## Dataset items
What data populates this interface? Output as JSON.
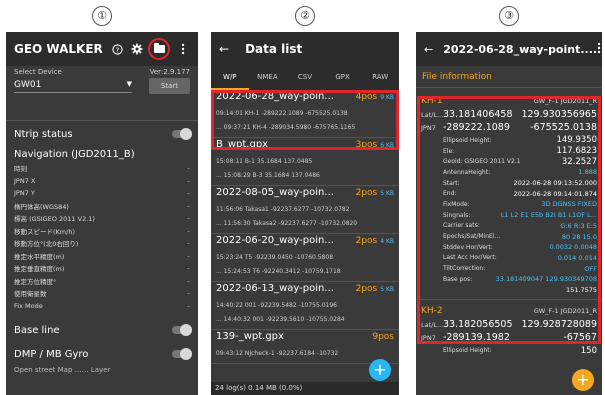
{
  "steps": [
    "①",
    "②",
    "③"
  ],
  "screen1": {
    "title": "GEO WALKER",
    "icons": [
      "help-icon",
      "gear-icon",
      "folder-icon",
      "more-icon"
    ],
    "device_label": "Select Device",
    "version": "Ver:2.9.177",
    "device_value": "GW01",
    "start_button": "Start",
    "ntrip_label": "Ntrip status",
    "nav_title": "Navigation  (JGD2011_B)",
    "nav_items": [
      "時刻",
      "JPN7 X",
      "JPN7 Y",
      "楕円体高(WGS84)",
      "標高 (GSIGEO 2011 V2.1)",
      "移動スピード(Km/h)",
      "移動方位°(北0右回り)",
      "推定水平精度(m)",
      "推定垂直精度(m)",
      "推定方位精度°",
      "使用衛星数",
      "Fix Mode"
    ],
    "nav_dash": "–",
    "baseline_label": "Base line",
    "dmp_label": "DMP / MB Gyro",
    "cutoff_text": "Open street Map ……  Layer"
  },
  "screen2": {
    "title": "Data list",
    "tabs": [
      "W/P",
      "NMEA",
      "CSV",
      "GPX",
      "RAW"
    ],
    "files": [
      {
        "name": "2022-06-28_way-poin...",
        "pos": "4pos",
        "size": "9 KB",
        "line1": "09:14:01 KH-1 -289222.1089 -675525.0138",
        "line2": "... 09:37:21 KH-4 -289034.5980 -675765.1165"
      },
      {
        "name": "B_wpt.gpx",
        "pos": "3pos",
        "size": "6 KB",
        "line1": "15:08:11 B-1 35.1684 137.0485",
        "line2": "... 15:08:29 B-3 35.1684 137.0486"
      },
      {
        "name": "2022-08-05_way-poin...",
        "pos": "2pos",
        "size": "5 KB",
        "line1": "11:56:06 Takasa1 -92237.6277 -10732.0782",
        "line2": "... 11:56:30 Takasa2 -92237.6277 -10732.0820"
      },
      {
        "name": "2022-06-20_way-poin...",
        "pos": "2pos",
        "size": "4 KB",
        "line1": "15:23:24 T5 -92239.0450 -10760.5808",
        "line2": "... 15:24:53 T6 -92240.3412 -10759.1718"
      },
      {
        "name": "2022-06-13_way-poin...",
        "pos": "2pos",
        "size": "5 KB",
        "line1": "14:40:22 001 -92239.5482 -10755.0196",
        "line2": "... 14:40:32 001 -92239.5610 -10755.0284"
      },
      {
        "name": "139-_wpt.gpx",
        "pos": "9pos",
        "size": "",
        "line1": "09:43:12 NJcheck-1 -92237.6184 -10732",
        "line2": ""
      }
    ],
    "footer": "24 log(s) 0.14 MB  (0.0%)",
    "fab": "+"
  },
  "screen3": {
    "title": "2022-06-28_way-point....",
    "section": "File information",
    "point1": {
      "name": "KH-1",
      "meta": "GW_F-1  JGD2011_R",
      "lat_label": "Lat/L...",
      "lat": "33.181406458",
      "lon": "129.930356965",
      "jpn_label": "JPN7",
      "x": "-289222.1089",
      "y": "-675525.0138",
      "attrs": [
        {
          "label": "Ellipsoid Height:",
          "value": "149.9350",
          "style": "big"
        },
        {
          "label": "Ele:",
          "value": "117.6823",
          "style": "big"
        },
        {
          "label": "Geoid: GSIGEO 2011 V2.1",
          "value": "32.2527",
          "style": "big"
        },
        {
          "label": "AntennaHeight:",
          "value": "1.888",
          "style": "blue"
        },
        {
          "label": "Start:",
          "value": "2022-06-28  09:13:52.000",
          "style": "small"
        },
        {
          "label": "End:",
          "value": "2022-06-28  09:14:01.874",
          "style": "small"
        },
        {
          "label": "FixMode:",
          "value": "3D DGNSS FIXED",
          "style": "blue"
        },
        {
          "label": "Singnals:",
          "value": "L1 L2 E1 E5b B2I B1 L1OF L...",
          "style": "blue"
        },
        {
          "label": "Carrier sats:",
          "value": "G:6 R:3 E:5",
          "style": "blue"
        },
        {
          "label": "Epochs/Sat/MinEl...",
          "value": "80      28      15.0",
          "style": "blue"
        },
        {
          "label": "Stddev Hor/Vert:",
          "value": "0.0032     0.0048",
          "style": "blue"
        },
        {
          "label": "Last Acc Hor/Vert:",
          "value": "0.014      0.014",
          "style": "blue"
        },
        {
          "label": "TiltCorrection:",
          "value": "OFF",
          "style": "blue"
        },
        {
          "label": "Base pos:",
          "value": "33.181409047 129.930349708",
          "style": "blue"
        }
      ],
      "base_tail": "151.7575"
    },
    "point2": {
      "name": "KH-2",
      "meta": "GW_F-1  JGD2011_R",
      "lat_label": "Lat/L...",
      "lat": "33.182056505",
      "lon": "129.928728089",
      "jpn_label": "JPN7",
      "x": "-289139.1982",
      "y": "-67567",
      "eh_label": "Ellipsoid Height:",
      "eh_value": "150"
    },
    "fab": "+"
  },
  "colors": {
    "accent": "#f5a623",
    "highlight": "#e0252b",
    "link": "#4fc3f7"
  }
}
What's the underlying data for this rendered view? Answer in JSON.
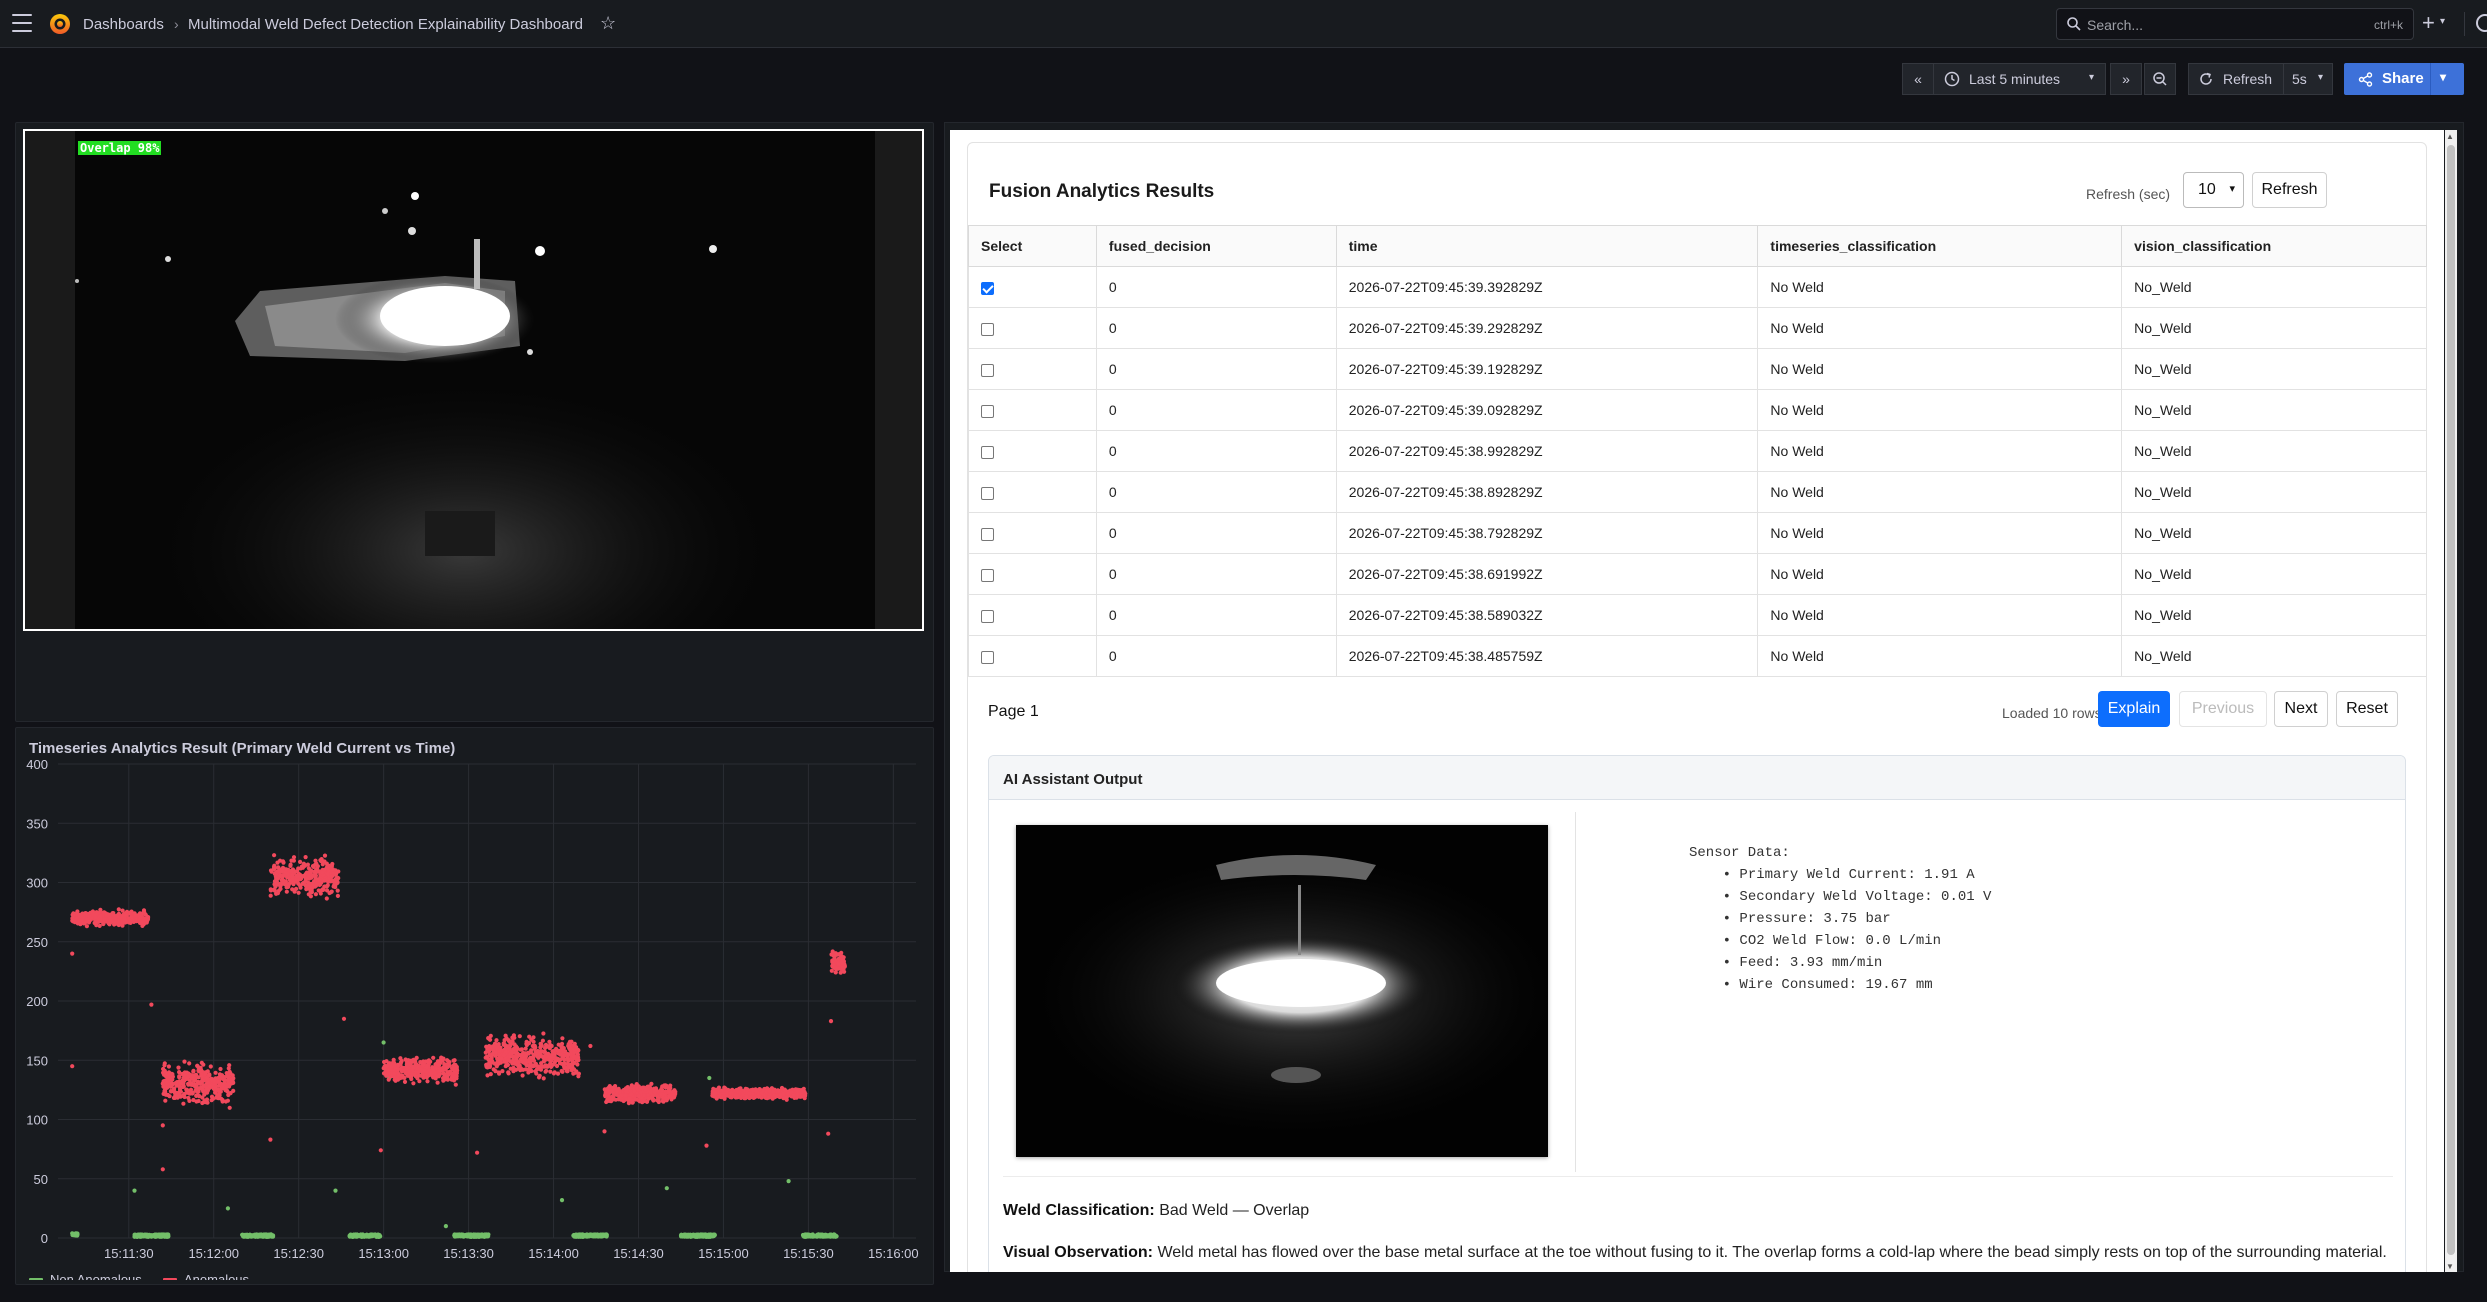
{
  "topbar": {
    "breadcrumb_home": "Dashboards",
    "breadcrumb_sep": "›",
    "dashboard_title": "Multimodal Weld Defect Detection Explainability Dashboard",
    "search_placeholder": "Search...",
    "search_shortcut": "ctrl+k"
  },
  "toolbar": {
    "time_range": "Last 5 minutes",
    "refresh_label": "Refresh",
    "refresh_interval": "5s",
    "share_label": "Share"
  },
  "camera_panel": {
    "overlay_label": "Overlap 98%"
  },
  "timeseries_panel": {
    "title": "Timeseries Analytics Result (Primary Weld Current vs Time)"
  },
  "chart_data": {
    "type": "scatter",
    "title": "Timeseries Analytics Result (Primary Weld Current vs Time)",
    "xlabel": "",
    "ylabel": "",
    "ylim": [
      0,
      400
    ],
    "y_ticks": [
      "0",
      "50",
      "100",
      "150",
      "200",
      "250",
      "300",
      "350",
      "400"
    ],
    "x_ticks": [
      "15:11:30",
      "15:12:00",
      "15:12:30",
      "15:13:00",
      "15:13:30",
      "15:14:00",
      "15:14:30",
      "15:15:00",
      "15:15:30",
      "15:16:00"
    ],
    "grid": true,
    "legend_placement": "bottom-left",
    "series": [
      {
        "name": "Non Anomalous",
        "color": "#73bf69",
        "clusters": [
          {
            "t_start": "15:11:10",
            "t_end": "15:11:12",
            "y": 2
          },
          {
            "t_start": "15:11:32",
            "t_end": "15:11:44",
            "y": 1
          },
          {
            "t_start": "15:12:10",
            "t_end": "15:12:21",
            "y": 1
          },
          {
            "t_start": "15:12:48",
            "t_end": "15:12:59",
            "y": 1
          },
          {
            "t_start": "15:13:25",
            "t_end": "15:13:37",
            "y": 1
          },
          {
            "t_start": "15:14:07",
            "t_end": "15:14:19",
            "y": 1
          },
          {
            "t_start": "15:14:45",
            "t_end": "15:14:57",
            "y": 1
          },
          {
            "t_start": "15:15:28",
            "t_end": "15:15:40",
            "y": 1
          }
        ],
        "outliers": [
          {
            "t": "15:11:32",
            "y": 40
          },
          {
            "t": "15:12:05",
            "y": 25
          },
          {
            "t": "15:12:43",
            "y": 40
          },
          {
            "t": "15:13:22",
            "y": 10
          },
          {
            "t": "15:14:03",
            "y": 32
          },
          {
            "t": "15:14:40",
            "y": 42
          },
          {
            "t": "15:15:23",
            "y": 48
          },
          {
            "t": "15:13:00",
            "y": 165
          },
          {
            "t": "15:13:02",
            "y": 135
          },
          {
            "t": "15:14:55",
            "y": 135
          }
        ]
      },
      {
        "name": "Anomalous",
        "color": "#f2495c",
        "clusters": [
          {
            "t_start": "15:11:10",
            "t_end": "15:11:37",
            "y_center": 270,
            "y_spread": 8
          },
          {
            "t_start": "15:11:42",
            "t_end": "15:12:07",
            "y_center": 130,
            "y_spread": 22
          },
          {
            "t_start": "15:12:20",
            "t_end": "15:12:44",
            "y_center": 305,
            "y_spread": 22
          },
          {
            "t_start": "15:13:00",
            "t_end": "15:13:26",
            "y_center": 142,
            "y_spread": 14
          },
          {
            "t_start": "15:13:36",
            "t_end": "15:14:09",
            "y_center": 153,
            "y_spread": 22
          },
          {
            "t_start": "15:14:18",
            "t_end": "15:14:43",
            "y_center": 122,
            "y_spread": 10
          },
          {
            "t_start": "15:14:56",
            "t_end": "15:15:29",
            "y_center": 122,
            "y_spread": 6
          },
          {
            "t_start": "15:15:38",
            "t_end": "15:15:43",
            "y_center": 232,
            "y_spread": 12
          }
        ],
        "outliers": [
          {
            "t": "15:11:10",
            "y": 145
          },
          {
            "t": "15:11:10",
            "y": 240
          },
          {
            "t": "15:11:38",
            "y": 197
          },
          {
            "t": "15:11:42",
            "y": 58
          },
          {
            "t": "15:11:42",
            "y": 95
          },
          {
            "t": "15:12:20",
            "y": 83
          },
          {
            "t": "15:12:46",
            "y": 185
          },
          {
            "t": "15:12:59",
            "y": 74
          },
          {
            "t": "15:13:33",
            "y": 72
          },
          {
            "t": "15:14:13",
            "y": 162
          },
          {
            "t": "15:14:18",
            "y": 90
          },
          {
            "t": "15:14:54",
            "y": 78
          },
          {
            "t": "15:15:37",
            "y": 88
          },
          {
            "t": "15:15:38",
            "y": 183
          }
        ]
      }
    ]
  },
  "fusion": {
    "title": "Fusion Analytics Results",
    "refresh_label": "Refresh (sec)",
    "refresh_value": "10",
    "refresh_button": "Refresh",
    "columns": [
      "Select",
      "fused_decision",
      "time",
      "timeseries_classification",
      "vision_classification"
    ],
    "rows": [
      {
        "checked": true,
        "fused_decision": "0",
        "time": "2026-07-22T09:45:39.392829Z",
        "timeseries_classification": "No Weld",
        "vision_classification": "No_Weld"
      },
      {
        "checked": false,
        "fused_decision": "0",
        "time": "2026-07-22T09:45:39.292829Z",
        "timeseries_classification": "No Weld",
        "vision_classification": "No_Weld"
      },
      {
        "checked": false,
        "fused_decision": "0",
        "time": "2026-07-22T09:45:39.192829Z",
        "timeseries_classification": "No Weld",
        "vision_classification": "No_Weld"
      },
      {
        "checked": false,
        "fused_decision": "0",
        "time": "2026-07-22T09:45:39.092829Z",
        "timeseries_classification": "No Weld",
        "vision_classification": "No_Weld"
      },
      {
        "checked": false,
        "fused_decision": "0",
        "time": "2026-07-22T09:45:38.992829Z",
        "timeseries_classification": "No Weld",
        "vision_classification": "No_Weld"
      },
      {
        "checked": false,
        "fused_decision": "0",
        "time": "2026-07-22T09:45:38.892829Z",
        "timeseries_classification": "No Weld",
        "vision_classification": "No_Weld"
      },
      {
        "checked": false,
        "fused_decision": "0",
        "time": "2026-07-22T09:45:38.792829Z",
        "timeseries_classification": "No Weld",
        "vision_classification": "No_Weld"
      },
      {
        "checked": false,
        "fused_decision": "0",
        "time": "2026-07-22T09:45:38.691992Z",
        "timeseries_classification": "No Weld",
        "vision_classification": "No_Weld"
      },
      {
        "checked": false,
        "fused_decision": "0",
        "time": "2026-07-22T09:45:38.589032Z",
        "timeseries_classification": "No Weld",
        "vision_classification": "No_Weld"
      },
      {
        "checked": false,
        "fused_decision": "0",
        "time": "2026-07-22T09:45:38.485759Z",
        "timeseries_classification": "No Weld",
        "vision_classification": "No_Weld"
      }
    ],
    "page_label": "Page 1",
    "loaded_label": "Loaded 10 rows.",
    "explain_button": "Explain",
    "previous_button": "Previous",
    "next_button": "Next",
    "reset_button": "Reset"
  },
  "ai_output": {
    "title": "AI Assistant Output",
    "sensor_header": "Sensor Data:",
    "sensor_items": [
      "Primary Weld Current: 1.91 A",
      "Secondary Weld Voltage: 0.01 V",
      "Pressure: 3.75 bar",
      "CO2 Weld Flow: 0.0 L/min",
      "Feed: 3.93 mm/min",
      "Wire Consumed: 19.67 mm"
    ],
    "classification_label": "Weld Classification:",
    "classification_value": "Bad Weld — Overlap",
    "observation_label": "Visual Observation:",
    "observation_value": "Weld metal has flowed over the base metal surface at the toe without fusing to it. The overlap forms a cold-lap where the bead simply rests on top of the surrounding material."
  },
  "colors": {
    "accent_blue": "#3d71d9",
    "button_blue": "#0d6efd",
    "anomalous": "#f2495c",
    "non_anomalous": "#73bf69",
    "panel_bg": "#181b1f"
  }
}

## Instructions to follow
Report only the number of lines that hold the word "What".

## Written answer
2